What the exercise asks — The material below should be written out in full and exactly; pictures stay out of the copy.

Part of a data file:
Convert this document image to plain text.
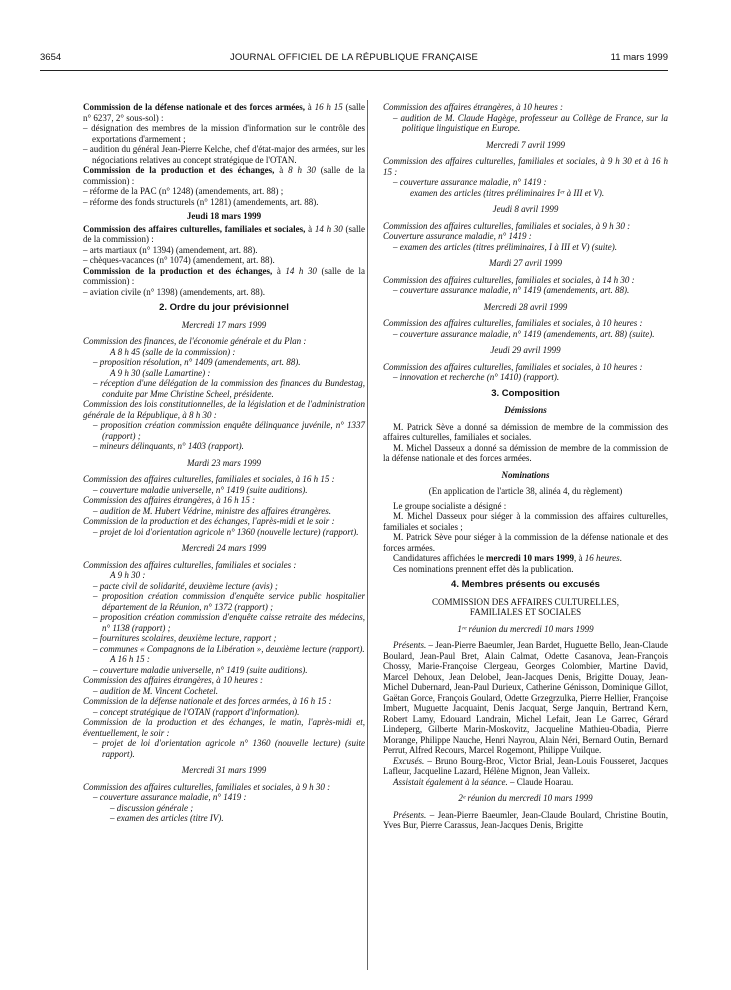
3654	JOURNAL OFFICIEL DE LA RÉPUBLIQUE FRANÇAISE	11 mars 1999

Commission de la défense nationale et des forces armées, à 16 h 15 (salle n° 6237, 2° sous-sol) :

– désignation des membres de la mission d'information sur le contrôle des exportations d'armement ;

– audition du général Jean-Pierre Kelche, chef d'état-major des armées, sur les négociations relatives au concept stratégique de l'OTAN.

Commission de la production et des échanges, à 8 h 30 (salle de la commission) :

– réforme de la PAC (n° 1248) (amendements, art. 88) ;

– réforme des fonds structurels (n° 1281) (amendements, art. 88).

Jeudi 18 mars 1999

Commission des affaires culturelles, familiales et sociales, à 14 h 30 (salle de la commission) :

– arts martiaux (n° 1394) (amendement, art. 88).

– chèques-vacances (n° 1074) (amendement, art. 88).

Commission de la production et des échanges, à 14 h 30 (salle de la commission) :

– aviation civile (n° 1398) (amendements, art. 88).

2. Ordre du jour prévisionnel

Mercredi 17 mars 1999

Commission des finances, de l'économie générale et du Plan :

A 8 h 45 (salle de la commission) :

– proposition résolution, n° 1409 (amendements, art. 88).

A 9 h 30 (salle Lamartine) :

– réception d'une délégation de la commission des finances du Bundestag, conduite par Mme Christine Scheel, présidente.

Commission des lois constitutionnelles, de la législation et de l'administration générale de la République, à 8 h 30 :

– proposition création commission enquête délinquance juvénile, n° 1337 (rapport) ;

– mineurs délinquants, n° 1403 (rapport).

Mardi 23 mars 1999

Commission des affaires culturelles, familiales et sociales, à 16 h 15 :

– couverture maladie universelle, n° 1419 (suite auditions).

Commission des affaires étrangères, à 16 h 15 :

– audition de M. Hubert Védrine, ministre des affaires étrangères.

Commission de la production et des échanges, l'après-midi et le soir :

– projet de loi d'orientation agricole n° 1360 (nouvelle lecture) (rapport).

Mercredi 24 mars 1999

Commission des affaires culturelles, familiales et sociales :

A 9 h 30 :

– pacte civil de solidarité, deuxième lecture (avis) ;

– proposition création commission d'enquête service public hospitalier département de la Réunion, n° 1372 (rapport) ;

– proposition création commission d'enquête caisse retraite des médecins, n° 1138 (rapport) ;

– fournitures scolaires, deuxième lecture, rapport ;

– communes « Compagnons de la Libération », deuxième lecture (rapport).

A 16 h 15 :

– couverture maladie universelle, n° 1419 (suite auditions).

Commission des affaires étrangères, à 10 heures :

– audition de M. Vincent Cochetel.

Commission de la défense nationale et des forces armées, à 16 h 15 :

– concept stratégique de l'OTAN (rapport d'information).

Commission de la production et des échanges, le matin, l'après-midi et, éventuellement, le soir :

– projet de loi d'orientation agricole n° 1360 (nouvelle lecture) (suite rapport).

Mercredi 31 mars 1999

Commission des affaires culturelles, familiales et sociales, à 9 h 30 :

– couverture assurance maladie, n° 1419 :

– discussion générale ;

– examen des articles (titre IV).

Commission des affaires étrangères, à 10 heures :

– audition de M. Claude Hagège, professeur au Collège de France, sur la politique linguistique en Europe.

Mercredi 7 avril 1999

Commission des affaires culturelles, familiales et sociales, à 9 h 30 et à 16 h 15 :

– couverture assurance maladie, n° 1419 :

examen des articles (titres préliminaires Iᵉʳ à III et V).

Jeudi 8 avril 1999

Commission des affaires culturelles, familiales et sociales, à 9 h 30 :

Couverture assurance maladie, n° 1419 :

– examen des articles (titres préliminaires, I à III et V) (suite).

Mardi 27 avril 1999

Commission des affaires culturelles, familiales et sociales, à 14 h 30 :

– couverture assurance maladie, n° 1419 (amendements, art. 88).

Mercredi 28 avril 1999

Commission des affaires culturelles, familiales et sociales, à 10 heures :

– couverture assurance maladie, n° 1419 (amendements, art. 88) (suite).

Jeudi 29 avril 1999

Commission des affaires culturelles, familiales et sociales, à 10 heures :

– innovation et recherche (n° 1410) (rapport).

3. Composition

Démissions

M. Patrick Sève a donné sa démission de membre de la commission des affaires culturelles, familiales et sociales.

M. Michel Dasseux a donné sa démission de membre de la commission de la défense nationale et des forces armées.

Nominations

(En application de l'article 38, alinéa 4, du règlement)

Le groupe socialiste a désigné :

M. Michel Dasseux pour siéger à la commission des affaires culturelles, familiales et sociales ;

M. Patrick Sève pour siéger à la commission de la défense nationale et des forces armées.

Candidatures affichées le mercredi 10 mars 1999, à 16 heures.

Ces nominations prennent effet dès la publication.

4. Membres présents ou excusés

COMMISSION DES AFFAIRES CULTURELLES,

FAMILIALES ET SOCIALES

1ʳᵉ réunion du mercredi 10 mars 1999

Présents. – Jean-Pierre Baeumler, Jean Bardet, Huguette Bello, Jean-Claude Boulard, Jean-Paul Bret, Alain Calmat, Odette Casanova, Jean-François Chossy, Marie-Françoise Clergeau, Georges Colombier, Martine David, Marcel Dehoux, Jean Delobel, Jean-Jacques Denis, Brigitte Douay, Jean-Michel Dubernard, Jean-Paul Durieux, Catherine Génisson, Dominique Gillot, Gaëtan Gorce, François Goulard, Odette Grzegrzulka, Pierre Hellier, Françoise Imbert, Muguette Jacquaint, Denis Jacquat, Serge Janquin, Bertrand Kern, Robert Lamy, Edouard Landrain, Michel Lefait, Jean Le Garrec, Gérard Lindeperg, Gilberte Marin-Moskovitz, Jacqueline Mathieu-Obadia, Pierre Morange, Philippe Nauche, Henri Nayrou, Alain Néri, Bernard Outin, Bernard Perrut, Alfred Recours, Marcel Rogemont, Philippe Vuilque.

Excusés. – Bruno Bourg-Broc, Victor Brial, Jean-Louis Fousseret, Jacques Lafleur, Jacqueline Lazard, Hélène Mignon, Jean Valleix.

Assistait également à la séance. – Claude Hoarau.

2ᵉ réunion du mercredi 10 mars 1999

Présents. – Jean-Pierre Baeumler, Jean-Claude Boulard, Christine Boutin, Yves Bur, Pierre Carassus, Jean-Jacques Denis, Brigitte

Full output —
Convert this document image to plain text.
3654	JOURNAL OFFICIEL DE LA RÉPUBLIQUE FRANÇAISE	11 mars 1999

Commission de la défense nationale et des forces armées, à 16 h 15 (salle n° 6237, 2° sous-sol) :

– désignation des membres de la mission d'information sur le contrôle des exportations d'armement ;

– audition du général Jean-Pierre Kelche, chef d'état-major des armées, sur les négociations relatives au concept stratégique de l'OTAN.

Commission de la production et des échanges, à 8 h 30 (salle de la commission) :

– réforme de la PAC (n° 1248) (amendements, art. 88) ;

– réforme des fonds structurels (n° 1281) (amendements, art. 88).

Jeudi 18 mars 1999

Commission des affaires culturelles, familiales et sociales, à 14 h 30 (salle de la commission) :

– arts martiaux (n° 1394) (amendement, art. 88).

– chèques-vacances (n° 1074) (amendement, art. 88).

Commission de la production et des échanges, à 14 h 30 (salle de la commission) :

– aviation civile (n° 1398) (amendements, art. 88).

2. Ordre du jour prévisionnel

Mercredi 17 mars 1999

Commission des finances, de l'économie générale et du Plan :

A 8 h 45 (salle de la commission) :

– proposition résolution, n° 1409 (amendements, art. 88).

A 9 h 30 (salle Lamartine) :

– réception d'une délégation de la commission des finances du Bundestag, conduite par Mme Christine Scheel, présidente.

Commission des lois constitutionnelles, de la législation et de l'administration générale de la République, à 8 h 30 :

– proposition création commission enquête délinquance juvénile, n° 1337 (rapport) ;

– mineurs délinquants, n° 1403 (rapport).

Mardi 23 mars 1999

Commission des affaires culturelles, familiales et sociales, à 16 h 15 :

– couverture maladie universelle, n° 1419 (suite auditions).

Commission des affaires étrangères, à 16 h 15 :

– audition de M. Hubert Védrine, ministre des affaires étrangères.

Commission de la production et des échanges, l'après-midi et le soir :

– projet de loi d'orientation agricole n° 1360 (nouvelle lecture) (rapport).

Mercredi 24 mars 1999

Commission des affaires culturelles, familiales et sociales :

A 9 h 30 :

– pacte civil de solidarité, deuxième lecture (avis) ;

– proposition création commission d'enquête service public hospitalier département de la Réunion, n° 1372 (rapport) ;

– proposition création commission d'enquête caisse retraite des médecins, n° 1138 (rapport) ;

– fournitures scolaires, deuxième lecture, rapport ;

– communes « Compagnons de la Libération », deuxième lecture (rapport).

A 16 h 15 :

– couverture maladie universelle, n° 1419 (suite auditions).

Commission des affaires étrangères, à 10 heures :

– audition de M. Vincent Cochetel.

Commission de la défense nationale et des forces armées, à 16 h 15 :

– concept stratégique de l'OTAN (rapport d'information).

Commission de la production et des échanges, le matin, l'après-midi et, éventuellement, le soir :

– projet de loi d'orientation agricole n° 1360 (nouvelle lecture) (suite rapport).

Mercredi 31 mars 1999

Commission des affaires culturelles, familiales et sociales, à 9 h 30 :

– couverture assurance maladie, n° 1419 :

– discussion générale ;

– examen des articles (titre IV).

Commission des affaires étrangères, à 10 heures :

– audition de M. Claude Hagège, professeur au Collège de France, sur la politique linguistique en Europe.

Mercredi 7 avril 1999

Commission des affaires culturelles, familiales et sociales, à 9 h 30 et à 16 h 15 :

– couverture assurance maladie, n° 1419 :

examen des articles (titres préliminaires Iᵉʳ à III et V).

Jeudi 8 avril 1999

Commission des affaires culturelles, familiales et sociales, à 9 h 30 :

Couverture assurance maladie, n° 1419 :

– examen des articles (titres préliminaires, I à III et V) (suite).

Mardi 27 avril 1999

Commission des affaires culturelles, familiales et sociales, à 14 h 30 :

– couverture assurance maladie, n° 1419 (amendements, art. 88).

Mercredi 28 avril 1999

Commission des affaires culturelles, familiales et sociales, à 10 heures :

– couverture assurance maladie, n° 1419 (amendements, art. 88) (suite).

Jeudi 29 avril 1999

Commission des affaires culturelles, familiales et sociales, à 10 heures :

– innovation et recherche (n° 1410) (rapport).

3. Composition

Démissions

M. Patrick Sève a donné sa démission de membre de la commission des affaires culturelles, familiales et sociales.

M. Michel Dasseux a donné sa démission de membre de la commission de la défense nationale et des forces armées.

Nominations

(En application de l'article 38, alinéa 4, du règlement)

Le groupe socialiste a désigné :

M. Michel Dasseux pour siéger à la commission des affaires culturelles, familiales et sociales ;

M. Patrick Sève pour siéger à la commission de la défense nationale et des forces armées.

Candidatures affichées le mercredi 10 mars 1999, à 16 heures.

Ces nominations prennent effet dès la publication.

4. Membres présents ou excusés

COMMISSION DES AFFAIRES CULTURELLES,

FAMILIALES ET SOCIALES

1ʳᵉ réunion du mercredi 10 mars 1999

Présents. – Jean-Pierre Baeumler, Jean Bardet, Huguette Bello, Jean-Claude Boulard, Jean-Paul Bret, Alain Calmat, Odette Casanova, Jean-François Chossy, Marie-Françoise Clergeau, Georges Colombier, Martine David, Marcel Dehoux, Jean Delobel, Jean-Jacques Denis, Brigitte Douay, Jean-Michel Dubernard, Jean-Paul Durieux, Catherine Génisson, Dominique Gillot, Gaëtan Gorce, François Goulard, Odette Grzegrzulka, Pierre Hellier, Françoise Imbert, Muguette Jacquaint, Denis Jacquat, Serge Janquin, Bertrand Kern, Robert Lamy, Edouard Landrain, Michel Lefait, Jean Le Garrec, Gérard Lindeperg, Gilberte Marin-Moskovitz, Jacqueline Mathieu-Obadia, Pierre Morange, Philippe Nauche, Henri Nayrou, Alain Néri, Bernard Outin, Bernard Perrut, Alfred Recours, Marcel Rogemont, Philippe Vuilque.

Excusés. – Bruno Bourg-Broc, Victor Brial, Jean-Louis Fousseret, Jacques Lafleur, Jacqueline Lazard, Hélène Mignon, Jean Valleix.

Assistait également à la séance. – Claude Hoarau.

2ᵉ réunion du mercredi 10 mars 1999

Présents. – Jean-Pierre Baeumler, Jean-Claude Boulard, Christine Boutin, Yves Bur, Pierre Carassus, Jean-Jacques Denis, Brigitte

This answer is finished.